#### THE RECORDS

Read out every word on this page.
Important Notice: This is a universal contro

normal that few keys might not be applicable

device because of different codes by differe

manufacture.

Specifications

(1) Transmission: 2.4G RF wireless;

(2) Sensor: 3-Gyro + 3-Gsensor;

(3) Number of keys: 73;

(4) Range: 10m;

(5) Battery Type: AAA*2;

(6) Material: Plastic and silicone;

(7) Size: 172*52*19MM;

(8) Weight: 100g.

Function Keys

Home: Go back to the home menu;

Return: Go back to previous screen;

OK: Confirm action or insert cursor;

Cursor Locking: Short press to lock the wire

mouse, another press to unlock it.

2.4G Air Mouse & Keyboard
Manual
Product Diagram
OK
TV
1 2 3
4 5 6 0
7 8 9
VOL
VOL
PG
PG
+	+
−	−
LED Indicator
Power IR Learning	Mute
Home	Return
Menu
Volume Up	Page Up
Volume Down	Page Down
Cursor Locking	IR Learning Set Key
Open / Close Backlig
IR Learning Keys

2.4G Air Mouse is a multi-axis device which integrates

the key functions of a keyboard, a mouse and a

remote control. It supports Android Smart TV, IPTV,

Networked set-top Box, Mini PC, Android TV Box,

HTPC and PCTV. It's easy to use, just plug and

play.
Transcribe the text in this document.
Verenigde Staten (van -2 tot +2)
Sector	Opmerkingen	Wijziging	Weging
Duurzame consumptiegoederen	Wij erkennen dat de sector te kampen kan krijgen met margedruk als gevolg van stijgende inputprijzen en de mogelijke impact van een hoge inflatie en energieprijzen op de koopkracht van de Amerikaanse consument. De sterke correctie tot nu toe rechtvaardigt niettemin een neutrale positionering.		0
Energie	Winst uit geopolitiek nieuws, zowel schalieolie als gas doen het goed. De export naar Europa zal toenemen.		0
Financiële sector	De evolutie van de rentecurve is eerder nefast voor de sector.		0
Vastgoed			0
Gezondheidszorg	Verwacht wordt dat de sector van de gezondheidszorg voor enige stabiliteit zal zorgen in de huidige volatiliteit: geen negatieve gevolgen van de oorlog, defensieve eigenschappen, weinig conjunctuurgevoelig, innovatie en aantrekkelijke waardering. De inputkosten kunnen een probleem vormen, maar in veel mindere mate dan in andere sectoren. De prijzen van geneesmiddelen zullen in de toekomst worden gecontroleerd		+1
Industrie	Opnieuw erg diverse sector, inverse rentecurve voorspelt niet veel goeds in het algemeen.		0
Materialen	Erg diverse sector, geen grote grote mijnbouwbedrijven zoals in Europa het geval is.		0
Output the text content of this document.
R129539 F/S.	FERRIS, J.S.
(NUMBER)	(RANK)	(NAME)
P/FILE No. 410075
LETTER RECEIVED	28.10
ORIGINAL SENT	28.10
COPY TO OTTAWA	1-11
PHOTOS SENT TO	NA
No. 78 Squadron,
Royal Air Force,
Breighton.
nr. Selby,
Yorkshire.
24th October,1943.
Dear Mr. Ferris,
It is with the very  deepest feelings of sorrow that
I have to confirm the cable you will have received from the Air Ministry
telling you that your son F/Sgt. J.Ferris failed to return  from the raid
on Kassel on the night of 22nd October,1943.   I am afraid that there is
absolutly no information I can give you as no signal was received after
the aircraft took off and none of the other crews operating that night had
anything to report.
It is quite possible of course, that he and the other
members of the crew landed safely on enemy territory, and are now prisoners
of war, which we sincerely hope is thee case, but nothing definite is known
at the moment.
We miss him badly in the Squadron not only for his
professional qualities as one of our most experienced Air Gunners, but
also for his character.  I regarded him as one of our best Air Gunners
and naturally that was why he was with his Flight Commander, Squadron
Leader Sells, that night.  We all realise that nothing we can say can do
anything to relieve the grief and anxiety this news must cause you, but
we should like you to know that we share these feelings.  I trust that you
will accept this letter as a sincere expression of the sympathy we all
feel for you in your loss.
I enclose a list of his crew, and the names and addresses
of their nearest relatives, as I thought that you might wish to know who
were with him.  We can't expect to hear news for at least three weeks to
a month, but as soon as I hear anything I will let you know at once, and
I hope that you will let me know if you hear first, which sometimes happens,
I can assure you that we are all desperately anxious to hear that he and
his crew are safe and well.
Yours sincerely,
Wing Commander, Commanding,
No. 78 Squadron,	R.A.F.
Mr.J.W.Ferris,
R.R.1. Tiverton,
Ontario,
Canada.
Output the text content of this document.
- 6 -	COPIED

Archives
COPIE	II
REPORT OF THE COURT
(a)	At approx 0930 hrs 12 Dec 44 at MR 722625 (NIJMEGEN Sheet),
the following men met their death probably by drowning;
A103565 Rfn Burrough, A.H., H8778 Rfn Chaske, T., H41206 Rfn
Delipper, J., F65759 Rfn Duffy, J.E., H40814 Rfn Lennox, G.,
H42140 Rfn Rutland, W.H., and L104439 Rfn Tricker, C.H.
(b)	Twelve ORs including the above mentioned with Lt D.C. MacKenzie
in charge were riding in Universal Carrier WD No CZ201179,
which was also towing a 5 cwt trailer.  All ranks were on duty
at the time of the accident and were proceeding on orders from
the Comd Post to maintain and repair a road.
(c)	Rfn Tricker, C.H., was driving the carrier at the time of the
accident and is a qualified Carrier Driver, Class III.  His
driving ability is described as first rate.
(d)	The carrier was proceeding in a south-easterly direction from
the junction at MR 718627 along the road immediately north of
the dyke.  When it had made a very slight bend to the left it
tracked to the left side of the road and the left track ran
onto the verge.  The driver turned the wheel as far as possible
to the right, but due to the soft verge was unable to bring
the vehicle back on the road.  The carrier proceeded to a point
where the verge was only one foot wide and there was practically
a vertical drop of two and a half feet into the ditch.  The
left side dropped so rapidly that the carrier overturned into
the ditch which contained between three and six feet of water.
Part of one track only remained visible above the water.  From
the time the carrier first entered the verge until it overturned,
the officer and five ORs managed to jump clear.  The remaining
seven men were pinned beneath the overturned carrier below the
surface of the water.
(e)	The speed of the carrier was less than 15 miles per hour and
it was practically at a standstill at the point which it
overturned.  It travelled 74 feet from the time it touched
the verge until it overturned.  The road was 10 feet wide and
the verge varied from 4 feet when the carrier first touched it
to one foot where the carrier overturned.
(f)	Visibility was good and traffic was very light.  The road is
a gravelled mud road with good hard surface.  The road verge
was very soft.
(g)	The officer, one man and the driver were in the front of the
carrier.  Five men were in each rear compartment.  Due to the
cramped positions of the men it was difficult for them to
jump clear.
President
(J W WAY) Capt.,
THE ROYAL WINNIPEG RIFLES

########

#### STATED GOAL:
Print the material above once more, exactly.

#### RESPONSE TO THE EXERCISE:
Read out every word on this page.
Important Notice: This is a universal contro

normal that few keys might not be applicable

device because of different codes by differe

manufacture.

Specifications

(1) Transmission: 2.4G RF wireless;

(2) Sensor: 3-Gyro + 3-Gsensor;

(3) Number of keys: 73;

(4) Range: 10m;

(5) Battery Type: AAA*2;

(6) Material: Plastic and silicone;

(7) Size: 172*52*19MM;

(8) Weight: 100g.

Function Keys

Home: Go back to the home menu;

Return: Go back to previous screen;

OK: Confirm action or insert cursor;

Cursor Locking: Short press to lock the wire

mouse, another press to unlock it.

2.4G Air Mouse & Keyboard
Manual
Product Diagram
OK
TV
1 2 3
4 5 6 0
7 8 9
VOL
VOL
PG
PG
+	+
−	−
LED Indicator
Power IR Learning	Mute
Home	Return
Menu
Volume Up	Page Up
Volume Down	Page Down
Cursor Locking	IR Learning Set Key
Open / Close Backlig
IR Learning Keys

2.4G Air Mouse is a multi-axis device which integrates

the key functions of a keyboard, a mouse and a

remote control. It supports Android Smart TV, IPTV,

Networked set-top Box, Mini PC, Android TV Box,

HTPC and PCTV. It's easy to use, just plug and

play.
Transcribe the text in this document.
Verenigde Staten (van -2 tot +2)
Sector	Opmerkingen	Wijziging	Weging
Duurzame consumptiegoederen	Wij erkennen dat de sector te kampen kan krijgen met margedruk als gevolg van stijgende inputprijzen en de mogelijke impact van een hoge inflatie en energieprijzen op de koopkracht van de Amerikaanse consument. De sterke correctie tot nu toe rechtvaardigt niettemin een neutrale positionering.		0
Energie	Winst uit geopolitiek nieuws, zowel schalieolie als gas doen het goed. De export naar Europa zal toenemen.		0
Financiële sector	De evolutie van de rentecurve is eerder nefast voor de sector.		0
Vastgoed			0
Gezondheidszorg	Verwacht wordt dat de sector van de gezondheidszorg voor enige stabiliteit zal zorgen in de huidige volatiliteit: geen negatieve gevolgen van de oorlog, defensieve eigenschappen, weinig conjunctuurgevoelig, innovatie en aantrekkelijke waardering. De inputkosten kunnen een probleem vormen, maar in veel mindere mate dan in andere sectoren. De prijzen van geneesmiddelen zullen in de toekomst worden gecontroleerd		+1
Industrie	Opnieuw erg diverse sector, inverse rentecurve voorspelt niet veel goeds in het algemeen.		0
Materialen	Erg diverse sector, geen grote grote mijnbouwbedrijven zoals in Europa het geval is.		0
Output the text content of this document.
R129539 F/S.	FERRIS, J.S.
(NUMBER)	(RANK)	(NAME)
P/FILE No. 410075
LETTER RECEIVED	28.10
ORIGINAL SENT	28.10
COPY TO OTTAWA	1-11
PHOTOS SENT TO	NA
No. 78 Squadron,
Royal Air Force,
Breighton.
nr. Selby,
Yorkshire.
24th October,1943.
Dear Mr. Ferris,
It is with the very  deepest feelings of sorrow that
I have to confirm the cable you will have received from the Air Ministry
telling you that your son F/Sgt. J.Ferris failed to return  from the raid
on Kassel on the night of 22nd October,1943.   I am afraid that there is
absolutly no information I can give you as no signal was received after
the aircraft took off and none of the other crews operating that night had
anything to report.
It is quite possible of course, that he and the other
members of the crew landed safely on enemy territory, and are now prisoners
of war, which we sincerely hope is thee case, but nothing definite is known
at the moment.
We miss him badly in the Squadron not only for his
professional qualities as one of our most experienced Air Gunners, but
also for his character.  I regarded him as one of our best Air Gunners
and naturally that was why he was with his Flight Commander, Squadron
Leader Sells, that night.  We all realise that nothing we can say can do
anything to relieve the grief and anxiety this news must cause you, but
we should like you to know that we share these feelings.  I trust that you
will accept this letter as a sincere expression of the sympathy we all
feel for you in your loss.
I enclose a list of his crew, and the names and addresses
of their nearest relatives, as I thought that you might wish to know who
were with him.  We can't expect to hear news for at least three weeks to
a month, but as soon as I hear anything I will let you know at once, and
I hope that you will let me know if you hear first, which sometimes happens,
I can assure you that we are all desperately anxious to hear that he and
his crew are safe and well.
Yours sincerely,
Wing Commander, Commanding,
No. 78 Squadron,	R.A.F.
Mr.J.W.Ferris,
R.R.1. Tiverton,
Ontario,
Canada.
Output the text content of this document.
- 6 -	COPIED

Archives
COPIE	II
REPORT OF THE COURT
(a)	At approx 0930 hrs 12 Dec 44 at MR 722625 (NIJMEGEN Sheet),
the following men met their death probably by drowning;
A103565 Rfn Burrough, A.H., H8778 Rfn Chaske, T., H41206 Rfn
Delipper, J., F65759 Rfn Duffy, J.E., H40814 Rfn Lennox, G.,
H42140 Rfn Rutland, W.H., and L104439 Rfn Tricker, C.H.
(b)	Twelve ORs including the above mentioned with Lt D.C. MacKenzie
in charge were riding in Universal Carrier WD No CZ201179,
which was also towing a 5 cwt trailer.  All ranks were on duty
at the time of the accident and were proceeding on orders from
the Comd Post to maintain and repair a road.
(c)	Rfn Tricker, C.H., was driving the carrier at the time of the
accident and is a qualified Carrier Driver, Class III.  His
driving ability is described as first rate.
(d)	The carrier was proceeding in a south-easterly direction from
the junction at MR 718627 along the road immediately north of
the dyke.  When it had made a very slight bend to the left it
tracked to the left side of the road and the left track ran
onto the verge.  The driver turned the wheel as far as possible
to the right, but due to the soft verge was unable to bring
the vehicle back on the road.  The carrier proceeded to a point
where the verge was only one foot wide and there was practically
a vertical drop of two and a half feet into the ditch.  The
left side dropped so rapidly that the carrier overturned into
the ditch which contained between three and six feet of water.
Part of one track only remained visible above the water.  From
the time the carrier first entered the verge until it overturned,
the officer and five ORs managed to jump clear.  The remaining
seven men were pinned beneath the overturned carrier below the
surface of the water.
(e)	The speed of the carrier was less than 15 miles per hour and
it was practically at a standstill at the point which it
overturned.  It travelled 74 feet from the time it touched
the verge until it overturned.  The road was 10 feet wide and
the verge varied from 4 feet when the carrier first touched it
to one foot where the carrier overturned.
(f)	Visibility was good and traffic was very light.  The road is
a gravelled mud road with good hard surface.  The road verge
was very soft.
(g)	The officer, one man and the driver were in the front of the
carrier.  Five men were in each rear compartment.  Due to the
cramped positions of the men it was difficult for them to
jump clear.
President
(J W WAY) Capt.,
THE ROYAL WINNIPEG RIFLES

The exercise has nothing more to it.